Reproduce the listing word for word. Skip any image.

==================================================

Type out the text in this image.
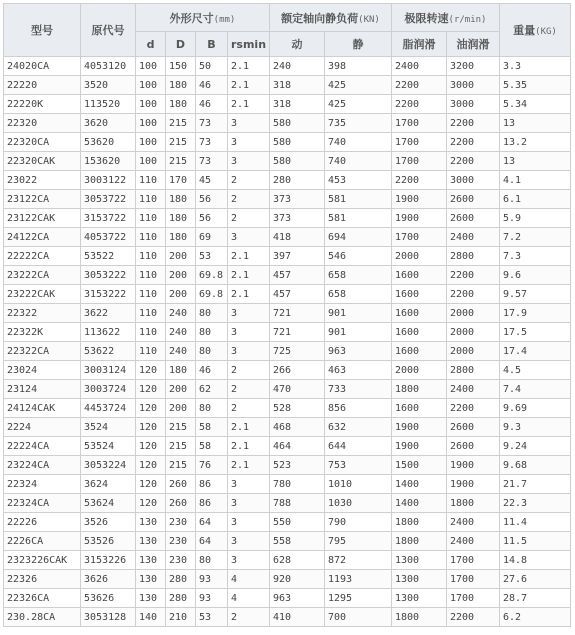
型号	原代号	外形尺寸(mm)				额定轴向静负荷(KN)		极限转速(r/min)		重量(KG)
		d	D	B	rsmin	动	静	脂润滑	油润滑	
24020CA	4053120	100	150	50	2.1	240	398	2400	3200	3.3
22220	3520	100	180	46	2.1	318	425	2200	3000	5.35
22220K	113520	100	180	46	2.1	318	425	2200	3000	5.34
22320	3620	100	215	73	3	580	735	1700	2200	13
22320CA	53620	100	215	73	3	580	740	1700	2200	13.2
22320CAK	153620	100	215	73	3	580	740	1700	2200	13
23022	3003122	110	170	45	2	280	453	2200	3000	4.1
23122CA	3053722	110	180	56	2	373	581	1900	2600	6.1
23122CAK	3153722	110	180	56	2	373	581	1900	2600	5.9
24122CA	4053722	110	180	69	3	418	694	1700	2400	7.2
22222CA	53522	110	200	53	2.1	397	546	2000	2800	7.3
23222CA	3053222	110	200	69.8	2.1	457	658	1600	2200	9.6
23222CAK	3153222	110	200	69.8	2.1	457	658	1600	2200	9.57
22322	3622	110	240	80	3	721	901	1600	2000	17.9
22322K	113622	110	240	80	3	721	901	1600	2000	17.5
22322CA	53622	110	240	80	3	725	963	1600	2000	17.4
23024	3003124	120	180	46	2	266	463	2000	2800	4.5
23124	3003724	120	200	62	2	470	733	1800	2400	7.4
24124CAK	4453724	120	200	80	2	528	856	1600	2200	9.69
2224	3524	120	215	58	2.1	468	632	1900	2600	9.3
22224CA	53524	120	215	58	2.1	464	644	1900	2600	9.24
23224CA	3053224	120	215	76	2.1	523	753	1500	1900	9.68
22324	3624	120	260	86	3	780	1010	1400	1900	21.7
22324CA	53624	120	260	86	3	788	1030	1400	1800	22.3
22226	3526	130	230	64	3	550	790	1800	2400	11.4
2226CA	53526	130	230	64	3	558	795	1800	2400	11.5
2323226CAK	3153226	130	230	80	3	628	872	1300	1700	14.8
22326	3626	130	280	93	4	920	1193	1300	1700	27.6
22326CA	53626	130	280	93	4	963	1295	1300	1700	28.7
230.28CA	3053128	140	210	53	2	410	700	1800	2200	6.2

==================================================

__Final result__:
Type out the text in this image.
型号	原代号	外形尺寸(mm)				额定轴向静负荷(KN)		极限转速(r/min)		重量(KG)
		d	D	B	rsmin	动	静	脂润滑	油润滑	
24020CA	4053120	100	150	50	2.1	240	398	2400	3200	3.3
22220	3520	100	180	46	2.1	318	425	2200	3000	5.35
22220K	113520	100	180	46	2.1	318	425	2200	3000	5.34
22320	3620	100	215	73	3	580	735	1700	2200	13
22320CA	53620	100	215	73	3	580	740	1700	2200	13.2
22320CAK	153620	100	215	73	3	580	740	1700	2200	13
23022	3003122	110	170	45	2	280	453	2200	3000	4.1
23122CA	3053722	110	180	56	2	373	581	1900	2600	6.1
23122CAK	3153722	110	180	56	2	373	581	1900	2600	5.9
24122CA	4053722	110	180	69	3	418	694	1700	2400	7.2
22222CA	53522	110	200	53	2.1	397	546	2000	2800	7.3
23222CA	3053222	110	200	69.8	2.1	457	658	1600	2200	9.6
23222CAK	3153222	110	200	69.8	2.1	457	658	1600	2200	9.57
22322	3622	110	240	80	3	721	901	1600	2000	17.9
22322K	113622	110	240	80	3	721	901	1600	2000	17.5
22322CA	53622	110	240	80	3	725	963	1600	2000	17.4
23024	3003124	120	180	46	2	266	463	2000	2800	4.5
23124	3003724	120	200	62	2	470	733	1800	2400	7.4
24124CAK	4453724	120	200	80	2	528	856	1600	2200	9.69
2224	3524	120	215	58	2.1	468	632	1900	2600	9.3
22224CA	53524	120	215	58	2.1	464	644	1900	2600	9.24
23224CA	3053224	120	215	76	2.1	523	753	1500	1900	9.68
22324	3624	120	260	86	3	780	1010	1400	1900	21.7
22324CA	53624	120	260	86	3	788	1030	1400	1800	22.3
22226	3526	130	230	64	3	550	790	1800	2400	11.4
2226CA	53526	130	230	64	3	558	795	1800	2400	11.5
2323226CAK	3153226	130	230	80	3	628	872	1300	1700	14.8
22326	3626	130	280	93	4	920	1193	1300	1700	27.6
22326CA	53626	130	280	93	4	963	1295	1300	1700	28.7
230.28CA	3053128	140	210	53	2	410	700	1800	2200	6.2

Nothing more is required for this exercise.